WRITTEN REQUEST: Here are some records; quote them exactly, leaving out the pictures.

#####

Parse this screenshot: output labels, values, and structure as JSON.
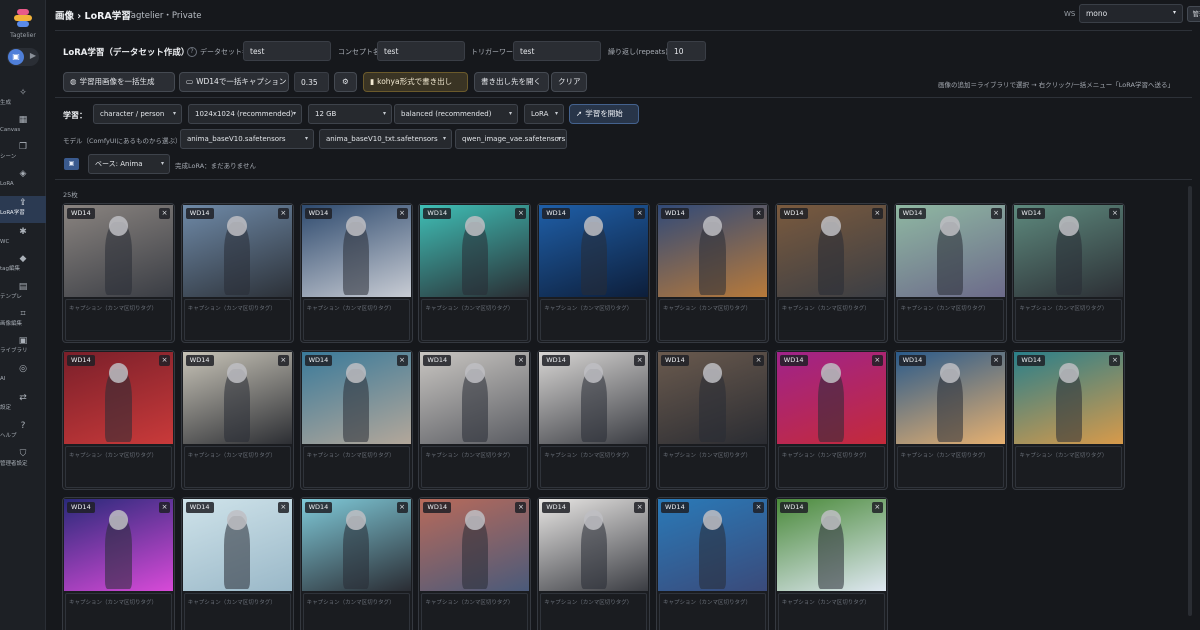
{
  "app": {
    "brand": "Tagtelier"
  },
  "header": {
    "breadcrumb": "画像 › LoRA学習",
    "subtitle": "Tagtelier・Private",
    "ws_label": "WS",
    "ws_value": "mono",
    "admin_label": "管理"
  },
  "sidebar": {
    "items": [
      {
        "label": "生成",
        "icon": "sparkle-icon"
      },
      {
        "label": "Canvas",
        "icon": "grid-icon"
      },
      {
        "label": "シーン",
        "icon": "copy-icon"
      },
      {
        "label": "LoRA",
        "icon": "layers-icon"
      },
      {
        "label": "LoRA学習",
        "icon": "upload-icon"
      },
      {
        "label": "WC",
        "icon": "asterisk-icon"
      },
      {
        "label": "tag編集",
        "icon": "tag-icon"
      },
      {
        "label": "テンプレ",
        "icon": "template-icon"
      },
      {
        "label": "画像編集",
        "icon": "crop-icon"
      },
      {
        "label": "ライブラリ",
        "icon": "image-icon"
      },
      {
        "label": "AI",
        "icon": "ai-icon"
      },
      {
        "label": "設定",
        "icon": "settings-icon"
      },
      {
        "label": "ヘルプ",
        "icon": "help-icon"
      },
      {
        "label": "管理者設定",
        "icon": "shield-icon"
      }
    ]
  },
  "dataset": {
    "section_title": "LoRA学習（データセット作成）",
    "help_glyph": "?",
    "dataset_label": "データセット名",
    "dataset_value": "test",
    "concept_label": "コンセプト名",
    "concept_value": "test",
    "trigger_label": "トリガーワード",
    "trigger_value": "test",
    "repeats_label": "繰り返し(repeats)",
    "repeats_value": "10"
  },
  "actions": {
    "bulk_create": "学習用画像を一括生成",
    "wd14_caption": "WD14で一括キャプション",
    "threshold": "0.35",
    "gear_glyph": "⚙",
    "kohya_export": "kohya形式で書き出し",
    "open_export": "書き出し先を開く",
    "clear": "クリア",
    "hint": "画像の追加＝ライブラリで選択 → 右クリック/一括メニュー「LoRA学習へ送る」"
  },
  "training": {
    "label": "学習：",
    "type": "character / person",
    "resolution": "1024x1024 (recommended)",
    "vram": "12 GB",
    "preset": "balanced (recommended)",
    "kind": "LoRA",
    "start": "学習を開始",
    "model_label": "モデル（ComfyUIにあるものから選ぶ）:",
    "model_main": "anima_baseV10.safetensors",
    "model_txt": "anima_baseV10_txt.safetensors",
    "model_vae": "qwen_image_vae.safetensors",
    "base_label": "ベース: Anima",
    "done_status": "完成LoRA：まだありません"
  },
  "gallery": {
    "count": "25枚",
    "tag_label": "WD14",
    "close_glyph": "×",
    "caption_placeholder": "キャプション（カンマ区切りタグ）",
    "items": [
      {
        "bg": "#8a8480",
        "accent": "#3a3d44"
      },
      {
        "bg": "#6f8aa8",
        "accent": "#2c3138"
      },
      {
        "bg": "#2e4a6e",
        "accent": "#c8ccd4"
      },
      {
        "bg": "#3fbfb6",
        "accent": "#2a2d33"
      },
      {
        "bg": "#1f5fa8",
        "accent": "#0d1e3a"
      },
      {
        "bg": "#314a78",
        "accent": "#b87a3a"
      },
      {
        "bg": "#7a5a3e",
        "accent": "#3b3e44"
      },
      {
        "bg": "#8fb8a2",
        "accent": "#6c6a8a"
      },
      {
        "bg": "#5e8a7e",
        "accent": "#2c2f35"
      },
      {
        "bg": "#7a1f2a",
        "accent": "#c93a3a"
      },
      {
        "bg": "#c8c4b8",
        "accent": "#2c2e33"
      },
      {
        "bg": "#3a7a9a",
        "accent": "#b3a79a"
      },
      {
        "bg": "#c9c6c2",
        "accent": "#5a5c62"
      },
      {
        "bg": "#d8d6d4",
        "accent": "#3a3c42"
      },
      {
        "bg": "#6a5a4e",
        "accent": "#2a2c32"
      },
      {
        "bg": "#a0238a",
        "accent": "#c42a3a"
      },
      {
        "bg": "#2a5a8a",
        "accent": "#e6b070"
      },
      {
        "bg": "#2a7f8a",
        "accent": "#d89a4a"
      },
      {
        "bg": "#2a2a7a",
        "accent": "#d84ad8"
      },
      {
        "bg": "#cfe3ea",
        "accent": "#9ab8c8"
      },
      {
        "bg": "#7fc9d8",
        "accent": "#2a2c33"
      },
      {
        "bg": "#b86a5a",
        "accent": "#4a5a7a"
      },
      {
        "bg": "#e8e6e4",
        "accent": "#3a3c42"
      },
      {
        "bg": "#2a7ab8",
        "accent": "#3a4a7a"
      },
      {
        "bg": "#4a8a3a",
        "accent": "#dfe8f2"
      }
    ]
  },
  "colors": {
    "accent_blue": "#4f7fd9",
    "logo": [
      "#e85a8a",
      "#f2b23a",
      "#5a8ae8"
    ]
  }
}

#####

COMPLETE RESPONSE:
Parse this screenshot: output labels, values, and structure as JSON.
{
  "app": {
    "brand": "Tagtelier"
  },
  "header": {
    "breadcrumb": "画像 › LoRA学習",
    "subtitle": "Tagtelier・Private",
    "ws_label": "WS",
    "ws_value": "mono",
    "admin_label": "管理"
  },
  "sidebar": {
    "items": [
      {
        "label": "生成",
        "icon": "sparkle-icon"
      },
      {
        "label": "Canvas",
        "icon": "grid-icon"
      },
      {
        "label": "シーン",
        "icon": "copy-icon"
      },
      {
        "label": "LoRA",
        "icon": "layers-icon"
      },
      {
        "label": "LoRA学習",
        "icon": "upload-icon"
      },
      {
        "label": "WC",
        "icon": "asterisk-icon"
      },
      {
        "label": "tag編集",
        "icon": "tag-icon"
      },
      {
        "label": "テンプレ",
        "icon": "template-icon"
      },
      {
        "label": "画像編集",
        "icon": "crop-icon"
      },
      {
        "label": "ライブラリ",
        "icon": "image-icon"
      },
      {
        "label": "AI",
        "icon": "ai-icon"
      },
      {
        "label": "設定",
        "icon": "settings-icon"
      },
      {
        "label": "ヘルプ",
        "icon": "help-icon"
      },
      {
        "label": "管理者設定",
        "icon": "shield-icon"
      }
    ]
  },
  "dataset": {
    "section_title": "LoRA学習（データセット作成）",
    "help_glyph": "?",
    "dataset_label": "データセット名",
    "dataset_value": "test",
    "concept_label": "コンセプト名",
    "concept_value": "test",
    "trigger_label": "トリガーワード",
    "trigger_value": "test",
    "repeats_label": "繰り返し(repeats)",
    "repeats_value": "10"
  },
  "actions": {
    "bulk_create": "学習用画像を一括生成",
    "wd14_caption": "WD14で一括キャプション",
    "threshold": "0.35",
    "gear_glyph": "⚙",
    "kohya_export": "kohya形式で書き出し",
    "open_export": "書き出し先を開く",
    "clear": "クリア",
    "hint": "画像の追加＝ライブラリで選択 → 右クリック/一括メニュー「LoRA学習へ送る」"
  },
  "training": {
    "label": "学習：",
    "type": "character / person",
    "resolution": "1024x1024 (recommended)",
    "vram": "12 GB",
    "preset": "balanced (recommended)",
    "kind": "LoRA",
    "start": "学習を開始",
    "model_label": "モデル（ComfyUIにあるものから選ぶ）:",
    "model_main": "anima_baseV10.safetensors",
    "model_txt": "anima_baseV10_txt.safetensors",
    "model_vae": "qwen_image_vae.safetensors",
    "base_label": "ベース: Anima",
    "done_status": "完成LoRA：まだありません"
  },
  "gallery": {
    "count": "25枚",
    "tag_label": "WD14",
    "close_glyph": "×",
    "caption_placeholder": "キャプション（カンマ区切りタグ）",
    "items": [
      {
        "bg": "#8a8480",
        "accent": "#3a3d44"
      },
      {
        "bg": "#6f8aa8",
        "accent": "#2c3138"
      },
      {
        "bg": "#2e4a6e",
        "accent": "#c8ccd4"
      },
      {
        "bg": "#3fbfb6",
        "accent": "#2a2d33"
      },
      {
        "bg": "#1f5fa8",
        "accent": "#0d1e3a"
      },
      {
        "bg": "#314a78",
        "accent": "#b87a3a"
      },
      {
        "bg": "#7a5a3e",
        "accent": "#3b3e44"
      },
      {
        "bg": "#8fb8a2",
        "accent": "#6c6a8a"
      },
      {
        "bg": "#5e8a7e",
        "accent": "#2c2f35"
      },
      {
        "bg": "#7a1f2a",
        "accent": "#c93a3a"
      },
      {
        "bg": "#c8c4b8",
        "accent": "#2c2e33"
      },
      {
        "bg": "#3a7a9a",
        "accent": "#b3a79a"
      },
      {
        "bg": "#c9c6c2",
        "accent": "#5a5c62"
      },
      {
        "bg": "#d8d6d4",
        "accent": "#3a3c42"
      },
      {
        "bg": "#6a5a4e",
        "accent": "#2a2c32"
      },
      {
        "bg": "#a0238a",
        "accent": "#c42a3a"
      },
      {
        "bg": "#2a5a8a",
        "accent": "#e6b070"
      },
      {
        "bg": "#2a7f8a",
        "accent": "#d89a4a"
      },
      {
        "bg": "#2a2a7a",
        "accent": "#d84ad8"
      },
      {
        "bg": "#cfe3ea",
        "accent": "#9ab8c8"
      },
      {
        "bg": "#7fc9d8",
        "accent": "#2a2c33"
      },
      {
        "bg": "#b86a5a",
        "accent": "#4a5a7a"
      },
      {
        "bg": "#e8e6e4",
        "accent": "#3a3c42"
      },
      {
        "bg": "#2a7ab8",
        "accent": "#3a4a7a"
      },
      {
        "bg": "#4a8a3a",
        "accent": "#dfe8f2"
      }
    ]
  },
  "colors": {
    "accent_blue": "#4f7fd9",
    "logo": [
      "#e85a8a",
      "#f2b23a",
      "#5a8ae8"
    ]
  }
}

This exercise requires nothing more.